REQUIREMENTS ->
Collect every line below that contains the word "other".

.....

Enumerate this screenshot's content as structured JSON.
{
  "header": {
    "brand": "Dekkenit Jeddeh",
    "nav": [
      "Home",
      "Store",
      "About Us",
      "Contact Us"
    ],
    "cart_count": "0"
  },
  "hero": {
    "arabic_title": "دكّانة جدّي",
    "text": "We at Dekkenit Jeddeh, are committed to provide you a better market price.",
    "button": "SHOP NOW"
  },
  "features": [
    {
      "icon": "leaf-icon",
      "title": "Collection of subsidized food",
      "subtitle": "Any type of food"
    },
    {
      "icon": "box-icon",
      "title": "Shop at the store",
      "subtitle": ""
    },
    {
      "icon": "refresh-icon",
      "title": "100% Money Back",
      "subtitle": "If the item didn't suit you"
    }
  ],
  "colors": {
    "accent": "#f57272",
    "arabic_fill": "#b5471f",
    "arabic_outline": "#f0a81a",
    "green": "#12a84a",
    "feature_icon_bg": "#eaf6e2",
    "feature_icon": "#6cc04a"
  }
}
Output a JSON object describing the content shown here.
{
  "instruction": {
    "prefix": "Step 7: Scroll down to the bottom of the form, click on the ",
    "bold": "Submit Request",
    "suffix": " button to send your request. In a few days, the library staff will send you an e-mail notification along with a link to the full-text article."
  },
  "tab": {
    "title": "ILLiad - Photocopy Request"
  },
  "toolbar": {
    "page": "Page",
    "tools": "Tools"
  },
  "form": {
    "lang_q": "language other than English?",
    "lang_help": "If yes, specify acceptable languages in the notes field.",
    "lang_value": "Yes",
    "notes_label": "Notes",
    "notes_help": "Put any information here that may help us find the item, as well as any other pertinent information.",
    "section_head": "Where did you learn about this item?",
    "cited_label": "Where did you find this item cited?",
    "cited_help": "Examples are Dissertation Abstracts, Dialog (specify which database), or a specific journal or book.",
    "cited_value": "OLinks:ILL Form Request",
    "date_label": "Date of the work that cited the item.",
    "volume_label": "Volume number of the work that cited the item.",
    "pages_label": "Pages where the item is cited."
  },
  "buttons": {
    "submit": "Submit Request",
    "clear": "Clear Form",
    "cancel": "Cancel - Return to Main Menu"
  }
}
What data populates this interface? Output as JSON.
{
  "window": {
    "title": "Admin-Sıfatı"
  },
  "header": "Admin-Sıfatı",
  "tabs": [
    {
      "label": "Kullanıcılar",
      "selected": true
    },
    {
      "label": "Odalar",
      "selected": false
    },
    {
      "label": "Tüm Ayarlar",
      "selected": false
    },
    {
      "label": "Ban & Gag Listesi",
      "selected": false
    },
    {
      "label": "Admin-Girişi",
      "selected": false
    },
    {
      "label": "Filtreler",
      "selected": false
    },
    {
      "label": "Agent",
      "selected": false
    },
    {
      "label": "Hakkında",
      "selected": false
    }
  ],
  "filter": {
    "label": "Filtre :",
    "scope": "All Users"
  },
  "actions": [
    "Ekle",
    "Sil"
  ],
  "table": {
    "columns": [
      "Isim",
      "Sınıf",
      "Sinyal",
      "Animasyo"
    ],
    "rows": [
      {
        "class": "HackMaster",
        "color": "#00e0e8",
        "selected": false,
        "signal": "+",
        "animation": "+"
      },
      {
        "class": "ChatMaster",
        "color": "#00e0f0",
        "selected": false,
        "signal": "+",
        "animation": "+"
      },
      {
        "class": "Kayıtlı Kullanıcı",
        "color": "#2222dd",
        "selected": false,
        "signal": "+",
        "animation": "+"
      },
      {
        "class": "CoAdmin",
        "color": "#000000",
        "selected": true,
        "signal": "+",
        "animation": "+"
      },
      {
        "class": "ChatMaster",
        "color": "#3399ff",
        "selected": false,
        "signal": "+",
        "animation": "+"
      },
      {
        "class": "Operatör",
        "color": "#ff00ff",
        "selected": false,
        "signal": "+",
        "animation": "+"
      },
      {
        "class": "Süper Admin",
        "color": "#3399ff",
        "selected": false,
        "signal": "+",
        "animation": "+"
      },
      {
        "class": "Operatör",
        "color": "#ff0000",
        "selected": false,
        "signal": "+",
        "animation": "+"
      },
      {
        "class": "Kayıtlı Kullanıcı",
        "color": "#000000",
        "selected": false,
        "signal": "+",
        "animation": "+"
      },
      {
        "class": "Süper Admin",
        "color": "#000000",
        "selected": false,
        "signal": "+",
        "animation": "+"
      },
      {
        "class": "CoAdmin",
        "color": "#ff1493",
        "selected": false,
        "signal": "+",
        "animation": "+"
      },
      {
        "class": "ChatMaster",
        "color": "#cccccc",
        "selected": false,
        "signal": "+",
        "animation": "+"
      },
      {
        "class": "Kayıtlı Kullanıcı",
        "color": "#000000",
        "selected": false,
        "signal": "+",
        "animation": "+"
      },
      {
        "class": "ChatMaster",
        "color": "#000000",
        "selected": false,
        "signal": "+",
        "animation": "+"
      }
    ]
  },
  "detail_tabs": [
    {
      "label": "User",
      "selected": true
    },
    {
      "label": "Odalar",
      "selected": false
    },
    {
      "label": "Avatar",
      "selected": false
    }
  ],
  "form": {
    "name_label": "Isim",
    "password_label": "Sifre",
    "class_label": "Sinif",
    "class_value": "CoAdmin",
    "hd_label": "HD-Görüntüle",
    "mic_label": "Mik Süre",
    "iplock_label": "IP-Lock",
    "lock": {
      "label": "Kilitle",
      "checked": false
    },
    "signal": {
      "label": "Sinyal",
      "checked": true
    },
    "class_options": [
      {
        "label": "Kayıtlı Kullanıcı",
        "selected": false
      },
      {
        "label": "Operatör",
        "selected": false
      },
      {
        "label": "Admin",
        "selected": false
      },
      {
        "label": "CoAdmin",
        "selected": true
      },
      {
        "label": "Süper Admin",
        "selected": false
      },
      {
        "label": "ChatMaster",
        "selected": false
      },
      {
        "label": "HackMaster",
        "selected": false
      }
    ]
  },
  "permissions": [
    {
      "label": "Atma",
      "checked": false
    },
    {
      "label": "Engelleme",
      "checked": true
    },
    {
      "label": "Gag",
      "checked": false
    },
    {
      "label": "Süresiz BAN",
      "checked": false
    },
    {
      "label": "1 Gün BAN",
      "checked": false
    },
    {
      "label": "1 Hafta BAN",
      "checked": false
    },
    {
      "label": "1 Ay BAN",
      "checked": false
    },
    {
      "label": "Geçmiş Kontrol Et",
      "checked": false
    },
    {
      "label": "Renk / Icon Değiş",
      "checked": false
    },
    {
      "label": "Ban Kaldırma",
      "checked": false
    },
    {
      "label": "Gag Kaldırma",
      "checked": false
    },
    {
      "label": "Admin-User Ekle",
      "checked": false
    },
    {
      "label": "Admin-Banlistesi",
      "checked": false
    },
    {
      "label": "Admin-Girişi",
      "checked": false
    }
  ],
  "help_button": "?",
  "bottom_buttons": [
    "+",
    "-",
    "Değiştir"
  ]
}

.....

TASK ANSWER ->
    "lang_q": "language other than English?",
    "notes_help": "Put any information here that may help us find the item, as well as any other pertinent information.",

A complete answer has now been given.